== Stored data ==
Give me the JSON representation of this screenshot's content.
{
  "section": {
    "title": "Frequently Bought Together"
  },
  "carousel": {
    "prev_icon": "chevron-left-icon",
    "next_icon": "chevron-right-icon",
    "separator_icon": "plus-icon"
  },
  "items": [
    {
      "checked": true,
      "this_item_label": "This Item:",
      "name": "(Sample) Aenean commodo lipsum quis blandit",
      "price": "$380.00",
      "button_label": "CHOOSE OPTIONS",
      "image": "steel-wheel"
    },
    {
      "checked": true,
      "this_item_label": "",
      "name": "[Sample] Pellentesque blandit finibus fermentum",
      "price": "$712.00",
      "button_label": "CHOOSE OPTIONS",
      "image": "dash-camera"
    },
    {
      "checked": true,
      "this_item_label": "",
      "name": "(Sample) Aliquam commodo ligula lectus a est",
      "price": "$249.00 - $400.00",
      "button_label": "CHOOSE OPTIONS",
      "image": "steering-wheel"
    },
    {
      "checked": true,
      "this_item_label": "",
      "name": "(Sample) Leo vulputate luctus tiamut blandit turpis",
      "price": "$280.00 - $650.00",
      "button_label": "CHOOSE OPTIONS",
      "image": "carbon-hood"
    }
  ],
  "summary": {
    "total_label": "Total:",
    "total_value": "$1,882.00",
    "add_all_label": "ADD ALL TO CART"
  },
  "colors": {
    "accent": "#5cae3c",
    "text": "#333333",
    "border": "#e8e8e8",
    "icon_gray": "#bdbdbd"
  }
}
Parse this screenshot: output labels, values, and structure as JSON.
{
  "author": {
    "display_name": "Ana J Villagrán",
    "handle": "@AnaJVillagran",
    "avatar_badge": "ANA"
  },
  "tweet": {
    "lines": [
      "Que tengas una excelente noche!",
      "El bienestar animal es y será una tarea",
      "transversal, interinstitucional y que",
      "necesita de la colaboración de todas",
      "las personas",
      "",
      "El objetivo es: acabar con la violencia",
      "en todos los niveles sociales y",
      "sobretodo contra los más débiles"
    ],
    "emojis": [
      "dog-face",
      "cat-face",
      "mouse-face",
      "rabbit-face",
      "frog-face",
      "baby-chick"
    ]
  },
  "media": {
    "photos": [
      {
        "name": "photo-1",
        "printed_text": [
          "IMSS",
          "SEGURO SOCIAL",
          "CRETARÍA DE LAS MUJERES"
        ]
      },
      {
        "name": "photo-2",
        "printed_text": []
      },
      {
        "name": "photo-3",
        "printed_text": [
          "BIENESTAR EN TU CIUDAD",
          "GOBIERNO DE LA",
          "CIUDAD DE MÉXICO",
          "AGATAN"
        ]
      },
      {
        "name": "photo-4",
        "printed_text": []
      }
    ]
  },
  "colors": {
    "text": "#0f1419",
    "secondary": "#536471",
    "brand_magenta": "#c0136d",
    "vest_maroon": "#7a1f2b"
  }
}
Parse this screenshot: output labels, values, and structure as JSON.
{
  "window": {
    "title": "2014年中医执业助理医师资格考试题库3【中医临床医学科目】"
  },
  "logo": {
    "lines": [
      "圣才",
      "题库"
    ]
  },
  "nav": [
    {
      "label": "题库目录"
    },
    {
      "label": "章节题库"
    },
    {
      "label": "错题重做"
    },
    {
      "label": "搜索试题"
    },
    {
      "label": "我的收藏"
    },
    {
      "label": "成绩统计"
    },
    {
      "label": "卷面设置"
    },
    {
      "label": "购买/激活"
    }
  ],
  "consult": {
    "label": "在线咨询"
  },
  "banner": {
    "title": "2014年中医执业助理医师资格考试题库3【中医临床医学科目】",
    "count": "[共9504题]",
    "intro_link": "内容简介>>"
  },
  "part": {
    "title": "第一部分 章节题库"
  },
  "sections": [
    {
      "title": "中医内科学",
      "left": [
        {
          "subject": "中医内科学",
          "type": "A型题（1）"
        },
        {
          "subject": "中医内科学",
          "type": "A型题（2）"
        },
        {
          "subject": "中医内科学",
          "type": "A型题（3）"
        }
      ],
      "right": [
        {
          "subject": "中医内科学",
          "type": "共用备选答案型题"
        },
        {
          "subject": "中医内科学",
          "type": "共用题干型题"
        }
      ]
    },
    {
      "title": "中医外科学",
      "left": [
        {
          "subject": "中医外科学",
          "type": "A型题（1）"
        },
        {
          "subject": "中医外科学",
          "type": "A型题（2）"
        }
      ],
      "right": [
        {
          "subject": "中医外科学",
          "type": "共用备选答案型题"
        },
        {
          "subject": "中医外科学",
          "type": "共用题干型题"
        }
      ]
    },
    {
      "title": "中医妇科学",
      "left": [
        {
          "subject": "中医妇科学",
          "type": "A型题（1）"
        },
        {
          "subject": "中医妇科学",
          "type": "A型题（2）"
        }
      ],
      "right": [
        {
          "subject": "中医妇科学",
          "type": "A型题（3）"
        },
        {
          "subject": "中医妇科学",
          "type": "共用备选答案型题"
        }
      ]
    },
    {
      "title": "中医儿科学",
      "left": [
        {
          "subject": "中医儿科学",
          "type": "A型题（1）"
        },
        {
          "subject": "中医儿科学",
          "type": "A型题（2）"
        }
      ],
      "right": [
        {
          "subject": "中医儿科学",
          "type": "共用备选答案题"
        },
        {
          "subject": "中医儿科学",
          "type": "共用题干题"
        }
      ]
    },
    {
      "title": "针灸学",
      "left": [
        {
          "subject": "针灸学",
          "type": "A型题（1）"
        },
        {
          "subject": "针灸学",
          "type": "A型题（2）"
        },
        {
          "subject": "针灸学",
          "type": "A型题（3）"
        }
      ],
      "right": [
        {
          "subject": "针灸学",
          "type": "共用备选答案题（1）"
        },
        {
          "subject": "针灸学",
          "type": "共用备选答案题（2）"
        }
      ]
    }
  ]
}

== DIRECTIONS FOR THIS TASK ==
Scan the records for the string "commodo". Copy each line in which it appears.

== FULL OUTPUT ==
      "name": "(Sample) Aenean commodo lipsum quis blandit",
      "name": "(Sample) Aliquam commodo ligula lectus a est",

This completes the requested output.